Stated exercise:
For each line in the data below that holds "type", return a copy.

· · · · ·

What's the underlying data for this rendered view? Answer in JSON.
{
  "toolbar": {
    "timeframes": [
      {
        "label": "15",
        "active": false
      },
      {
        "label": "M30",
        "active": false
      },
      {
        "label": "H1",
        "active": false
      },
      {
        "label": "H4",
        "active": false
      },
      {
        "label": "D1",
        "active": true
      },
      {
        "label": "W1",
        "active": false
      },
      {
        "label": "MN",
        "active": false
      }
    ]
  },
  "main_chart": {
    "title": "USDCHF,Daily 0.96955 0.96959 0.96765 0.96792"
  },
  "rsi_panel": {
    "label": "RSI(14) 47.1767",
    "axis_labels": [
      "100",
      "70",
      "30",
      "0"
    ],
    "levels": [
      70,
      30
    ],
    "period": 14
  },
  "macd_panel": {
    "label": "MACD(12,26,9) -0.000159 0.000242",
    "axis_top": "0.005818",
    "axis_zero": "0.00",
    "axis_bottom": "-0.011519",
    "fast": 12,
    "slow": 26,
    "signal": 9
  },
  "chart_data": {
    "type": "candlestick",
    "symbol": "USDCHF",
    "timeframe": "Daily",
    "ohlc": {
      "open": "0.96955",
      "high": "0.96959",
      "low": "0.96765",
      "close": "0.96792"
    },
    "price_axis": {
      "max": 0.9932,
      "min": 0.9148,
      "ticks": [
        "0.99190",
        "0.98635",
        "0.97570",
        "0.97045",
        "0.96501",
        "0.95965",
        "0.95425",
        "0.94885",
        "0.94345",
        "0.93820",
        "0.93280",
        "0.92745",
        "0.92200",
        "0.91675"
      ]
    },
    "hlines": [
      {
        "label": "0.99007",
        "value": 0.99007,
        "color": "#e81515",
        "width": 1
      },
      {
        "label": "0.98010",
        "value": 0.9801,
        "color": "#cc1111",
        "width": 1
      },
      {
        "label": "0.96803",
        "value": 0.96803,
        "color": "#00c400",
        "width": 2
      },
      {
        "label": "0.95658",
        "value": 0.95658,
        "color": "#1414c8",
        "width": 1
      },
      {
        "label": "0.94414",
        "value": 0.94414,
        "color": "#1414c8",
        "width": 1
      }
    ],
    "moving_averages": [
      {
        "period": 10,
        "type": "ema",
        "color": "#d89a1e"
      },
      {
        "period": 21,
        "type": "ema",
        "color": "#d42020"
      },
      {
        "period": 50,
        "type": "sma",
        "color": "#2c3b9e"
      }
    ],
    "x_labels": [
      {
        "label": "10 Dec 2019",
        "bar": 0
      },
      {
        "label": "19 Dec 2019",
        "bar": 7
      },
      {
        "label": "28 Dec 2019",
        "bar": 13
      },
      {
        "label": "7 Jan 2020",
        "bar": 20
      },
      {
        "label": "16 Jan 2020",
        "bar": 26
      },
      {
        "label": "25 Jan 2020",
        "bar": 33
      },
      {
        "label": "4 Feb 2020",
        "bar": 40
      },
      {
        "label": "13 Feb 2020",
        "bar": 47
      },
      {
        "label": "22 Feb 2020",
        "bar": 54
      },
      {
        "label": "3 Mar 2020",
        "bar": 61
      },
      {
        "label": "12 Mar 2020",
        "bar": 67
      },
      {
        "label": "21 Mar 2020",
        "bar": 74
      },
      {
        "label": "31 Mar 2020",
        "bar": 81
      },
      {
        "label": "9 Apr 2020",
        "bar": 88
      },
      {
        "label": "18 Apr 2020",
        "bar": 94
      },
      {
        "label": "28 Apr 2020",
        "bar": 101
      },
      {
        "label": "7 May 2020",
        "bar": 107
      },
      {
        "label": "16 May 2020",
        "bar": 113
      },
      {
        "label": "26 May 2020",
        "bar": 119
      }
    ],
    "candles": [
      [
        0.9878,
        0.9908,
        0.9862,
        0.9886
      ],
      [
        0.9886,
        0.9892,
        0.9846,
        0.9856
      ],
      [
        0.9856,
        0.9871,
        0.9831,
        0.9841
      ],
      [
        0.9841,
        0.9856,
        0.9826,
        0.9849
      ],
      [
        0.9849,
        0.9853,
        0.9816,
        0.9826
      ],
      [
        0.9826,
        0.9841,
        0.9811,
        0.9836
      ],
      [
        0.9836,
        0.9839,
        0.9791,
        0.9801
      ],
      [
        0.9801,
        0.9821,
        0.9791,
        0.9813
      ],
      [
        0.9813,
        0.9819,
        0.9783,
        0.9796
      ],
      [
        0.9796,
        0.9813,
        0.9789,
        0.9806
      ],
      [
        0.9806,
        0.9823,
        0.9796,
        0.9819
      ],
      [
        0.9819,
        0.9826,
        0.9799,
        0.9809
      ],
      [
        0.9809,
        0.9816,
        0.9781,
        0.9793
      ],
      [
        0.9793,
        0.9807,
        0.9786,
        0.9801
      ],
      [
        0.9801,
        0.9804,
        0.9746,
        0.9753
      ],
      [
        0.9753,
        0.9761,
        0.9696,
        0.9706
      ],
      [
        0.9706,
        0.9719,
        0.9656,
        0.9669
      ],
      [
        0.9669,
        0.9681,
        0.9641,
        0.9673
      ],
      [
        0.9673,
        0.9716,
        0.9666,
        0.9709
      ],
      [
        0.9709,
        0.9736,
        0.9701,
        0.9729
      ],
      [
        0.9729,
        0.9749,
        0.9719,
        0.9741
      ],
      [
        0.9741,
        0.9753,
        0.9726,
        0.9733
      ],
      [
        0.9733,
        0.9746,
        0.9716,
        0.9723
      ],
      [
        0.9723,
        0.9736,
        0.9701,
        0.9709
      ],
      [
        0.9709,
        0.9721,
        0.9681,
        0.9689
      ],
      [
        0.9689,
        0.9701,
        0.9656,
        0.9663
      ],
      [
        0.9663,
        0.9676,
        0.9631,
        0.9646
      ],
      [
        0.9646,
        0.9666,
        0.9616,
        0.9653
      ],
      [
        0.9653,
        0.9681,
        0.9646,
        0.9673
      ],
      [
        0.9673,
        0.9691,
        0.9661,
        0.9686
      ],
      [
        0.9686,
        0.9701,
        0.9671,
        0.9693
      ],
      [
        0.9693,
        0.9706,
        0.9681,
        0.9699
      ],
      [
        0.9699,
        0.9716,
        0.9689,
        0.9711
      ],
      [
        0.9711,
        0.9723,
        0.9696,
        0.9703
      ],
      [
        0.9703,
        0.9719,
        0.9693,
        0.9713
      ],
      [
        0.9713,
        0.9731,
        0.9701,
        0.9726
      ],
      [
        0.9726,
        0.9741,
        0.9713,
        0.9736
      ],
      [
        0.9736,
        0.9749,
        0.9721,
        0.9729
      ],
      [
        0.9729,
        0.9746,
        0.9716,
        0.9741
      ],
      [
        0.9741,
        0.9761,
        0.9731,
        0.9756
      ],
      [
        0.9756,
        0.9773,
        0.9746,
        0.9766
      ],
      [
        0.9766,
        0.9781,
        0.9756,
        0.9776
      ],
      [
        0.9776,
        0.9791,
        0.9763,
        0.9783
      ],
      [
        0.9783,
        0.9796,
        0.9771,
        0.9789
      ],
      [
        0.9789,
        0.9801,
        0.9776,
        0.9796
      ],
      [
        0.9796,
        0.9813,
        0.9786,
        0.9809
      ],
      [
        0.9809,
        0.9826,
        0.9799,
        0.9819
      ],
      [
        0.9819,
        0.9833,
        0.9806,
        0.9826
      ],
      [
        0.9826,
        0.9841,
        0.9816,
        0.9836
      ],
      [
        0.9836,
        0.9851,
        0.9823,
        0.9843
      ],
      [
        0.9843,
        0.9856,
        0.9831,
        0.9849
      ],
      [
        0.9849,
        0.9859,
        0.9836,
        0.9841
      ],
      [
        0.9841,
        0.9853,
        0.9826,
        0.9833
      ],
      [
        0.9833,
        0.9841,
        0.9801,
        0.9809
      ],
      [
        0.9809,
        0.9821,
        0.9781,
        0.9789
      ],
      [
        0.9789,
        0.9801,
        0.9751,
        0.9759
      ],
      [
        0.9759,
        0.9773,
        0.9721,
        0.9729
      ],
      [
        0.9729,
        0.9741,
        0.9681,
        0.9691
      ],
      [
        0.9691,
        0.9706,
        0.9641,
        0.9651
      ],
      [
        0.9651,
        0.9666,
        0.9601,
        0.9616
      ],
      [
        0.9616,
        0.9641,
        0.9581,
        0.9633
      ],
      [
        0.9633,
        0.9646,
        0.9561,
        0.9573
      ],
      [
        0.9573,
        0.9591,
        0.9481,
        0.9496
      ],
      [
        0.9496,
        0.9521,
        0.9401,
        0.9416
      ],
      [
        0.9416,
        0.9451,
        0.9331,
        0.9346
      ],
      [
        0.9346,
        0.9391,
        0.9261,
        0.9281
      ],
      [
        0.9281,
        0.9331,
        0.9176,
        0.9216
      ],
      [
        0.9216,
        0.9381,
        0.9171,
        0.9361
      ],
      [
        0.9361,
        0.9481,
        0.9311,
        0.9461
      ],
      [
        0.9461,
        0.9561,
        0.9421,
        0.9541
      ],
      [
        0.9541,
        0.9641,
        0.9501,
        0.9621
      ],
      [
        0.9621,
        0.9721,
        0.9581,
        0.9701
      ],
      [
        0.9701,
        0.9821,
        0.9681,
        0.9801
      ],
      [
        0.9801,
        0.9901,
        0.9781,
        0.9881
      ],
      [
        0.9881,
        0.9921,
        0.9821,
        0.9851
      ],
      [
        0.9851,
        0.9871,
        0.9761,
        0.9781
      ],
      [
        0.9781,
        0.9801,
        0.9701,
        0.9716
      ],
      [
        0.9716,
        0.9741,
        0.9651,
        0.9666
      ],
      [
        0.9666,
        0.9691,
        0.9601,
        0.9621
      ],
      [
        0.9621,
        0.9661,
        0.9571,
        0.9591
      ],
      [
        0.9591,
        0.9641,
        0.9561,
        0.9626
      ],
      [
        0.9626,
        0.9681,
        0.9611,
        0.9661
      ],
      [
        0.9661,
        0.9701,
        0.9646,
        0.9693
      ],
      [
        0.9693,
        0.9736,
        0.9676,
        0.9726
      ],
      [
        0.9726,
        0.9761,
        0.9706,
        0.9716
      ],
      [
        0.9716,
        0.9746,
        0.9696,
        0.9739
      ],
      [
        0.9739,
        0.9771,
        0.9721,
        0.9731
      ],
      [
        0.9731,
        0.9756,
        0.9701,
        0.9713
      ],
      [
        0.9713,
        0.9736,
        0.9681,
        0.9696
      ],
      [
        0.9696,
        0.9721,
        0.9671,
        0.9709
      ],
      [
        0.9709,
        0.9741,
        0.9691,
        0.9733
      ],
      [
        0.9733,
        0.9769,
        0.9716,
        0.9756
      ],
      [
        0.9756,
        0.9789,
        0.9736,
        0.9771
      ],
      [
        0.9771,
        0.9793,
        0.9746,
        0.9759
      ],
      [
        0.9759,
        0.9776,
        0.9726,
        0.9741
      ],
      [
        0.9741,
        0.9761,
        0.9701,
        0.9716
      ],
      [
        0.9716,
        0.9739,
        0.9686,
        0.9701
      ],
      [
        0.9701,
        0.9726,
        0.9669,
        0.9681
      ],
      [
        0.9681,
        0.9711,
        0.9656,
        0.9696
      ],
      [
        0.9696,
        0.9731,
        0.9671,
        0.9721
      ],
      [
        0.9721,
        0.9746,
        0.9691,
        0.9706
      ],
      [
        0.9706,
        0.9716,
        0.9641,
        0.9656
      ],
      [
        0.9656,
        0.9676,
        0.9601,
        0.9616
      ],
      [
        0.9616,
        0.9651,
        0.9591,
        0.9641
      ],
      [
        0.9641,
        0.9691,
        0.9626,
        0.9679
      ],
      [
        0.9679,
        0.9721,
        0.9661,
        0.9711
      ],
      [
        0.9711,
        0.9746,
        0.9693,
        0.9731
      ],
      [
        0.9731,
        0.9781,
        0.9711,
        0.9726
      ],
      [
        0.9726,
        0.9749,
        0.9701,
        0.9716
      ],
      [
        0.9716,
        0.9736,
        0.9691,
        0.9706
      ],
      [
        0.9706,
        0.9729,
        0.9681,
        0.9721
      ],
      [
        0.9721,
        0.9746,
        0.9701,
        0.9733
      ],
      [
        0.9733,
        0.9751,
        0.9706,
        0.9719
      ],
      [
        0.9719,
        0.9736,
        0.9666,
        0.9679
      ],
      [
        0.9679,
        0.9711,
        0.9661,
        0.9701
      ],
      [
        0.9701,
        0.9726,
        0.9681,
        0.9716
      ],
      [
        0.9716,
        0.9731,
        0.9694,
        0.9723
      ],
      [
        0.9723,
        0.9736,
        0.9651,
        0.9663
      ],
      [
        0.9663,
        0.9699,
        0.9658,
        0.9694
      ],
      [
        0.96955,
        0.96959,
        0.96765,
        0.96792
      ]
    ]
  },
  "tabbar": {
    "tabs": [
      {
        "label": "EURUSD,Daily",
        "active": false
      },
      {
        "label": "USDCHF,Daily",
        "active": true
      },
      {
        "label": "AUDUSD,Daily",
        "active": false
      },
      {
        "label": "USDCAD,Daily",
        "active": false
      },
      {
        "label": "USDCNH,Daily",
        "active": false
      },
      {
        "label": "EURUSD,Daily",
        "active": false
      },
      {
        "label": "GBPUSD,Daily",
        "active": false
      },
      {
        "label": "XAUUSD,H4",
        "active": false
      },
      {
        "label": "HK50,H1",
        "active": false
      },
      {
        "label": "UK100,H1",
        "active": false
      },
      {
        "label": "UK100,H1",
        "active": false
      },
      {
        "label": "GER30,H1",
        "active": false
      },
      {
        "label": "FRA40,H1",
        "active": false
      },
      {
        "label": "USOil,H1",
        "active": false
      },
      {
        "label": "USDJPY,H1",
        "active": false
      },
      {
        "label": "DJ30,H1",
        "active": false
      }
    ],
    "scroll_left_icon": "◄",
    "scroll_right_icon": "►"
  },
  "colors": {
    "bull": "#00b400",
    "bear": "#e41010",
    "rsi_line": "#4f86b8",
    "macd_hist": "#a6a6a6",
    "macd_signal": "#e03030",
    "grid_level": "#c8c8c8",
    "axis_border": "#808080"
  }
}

· · · · ·

Result of this exercise:
    "type": "candlestick",
        "type": "ema",
        "type": "ema",
        "type": "sma",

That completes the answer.